● **Instructions for the task**: Gather every line in the records below that contains the word "from".

● **Recorded information**:

========

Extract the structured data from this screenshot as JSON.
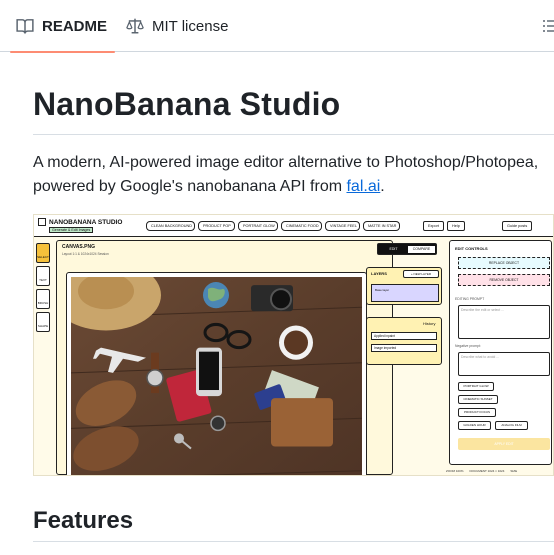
{
  "tabs": {
    "readme": "README",
    "license": "MIT license"
  },
  "article": {
    "title": "NanoBanana Studio",
    "intro_text": "A modern, AI-powered image editor alternative to Photoshop/Photopea, powered by Google's nanobanana API from ",
    "intro_link": "fal.ai",
    "intro_end": ".",
    "features_heading": "Features"
  },
  "screenshot": {
    "app_title": "NANOBANANA STUDIO",
    "app_subtitle": "Generate & Edit Images",
    "quick_actions": [
      "CLEAN BACKGROUND",
      "PRODUCT POP",
      "PORTRAIT GLOW",
      "CINEMATIC FOOD",
      "VINTAGE FEEL",
      "MATTE IN STAR"
    ],
    "top_buttons": [
      "Export",
      "Help",
      "Guide posts"
    ],
    "sidebar": [
      "SELECT",
      "TEXT",
      "BRUSH",
      "SHAPE"
    ],
    "canvas_label": "CANVAS.PNG",
    "canvas_sub": "Layout 1:1 & 1024x1024 Session",
    "toggle_edit": "EDIT",
    "toggle_compare": "COMPARE",
    "layers_title": "LAYERS",
    "layers_button": "+ NEW LAYER",
    "layer_name": "Base layer",
    "history_title": "History",
    "history_items": [
      "Applied inpaint",
      "Image imported"
    ],
    "edit_title": "EDIT CONTROLS",
    "replace_label": "REPLACE OBJECT",
    "remove_label": "REMOVE OBJECT",
    "prompt_label": "EDITING PROMPT",
    "prompt_placeholder": "Describe the edit or select ...",
    "negative_label": "Negative prompt:",
    "negative_placeholder": "Describe what to avoid ...",
    "presets": [
      "PORTRAIT GLOW",
      "CINEMATIC SUNSET",
      "PRODUCT FOCUS",
      "GOLDEN HOUR",
      "ANALOG FILM"
    ],
    "apply_label": "APPLY EDIT",
    "status": [
      "ZOOM 100%",
      "DOCUMENT 1024 × 1024",
      "SIZE"
    ]
  }
}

========

● **Response below**:
Extract the structured data from this screenshot as JSON.
    "intro_text": "A modern, AI-powered image editor alternative to Photoshop/Photopea, powered by Google's nanobanana API from ",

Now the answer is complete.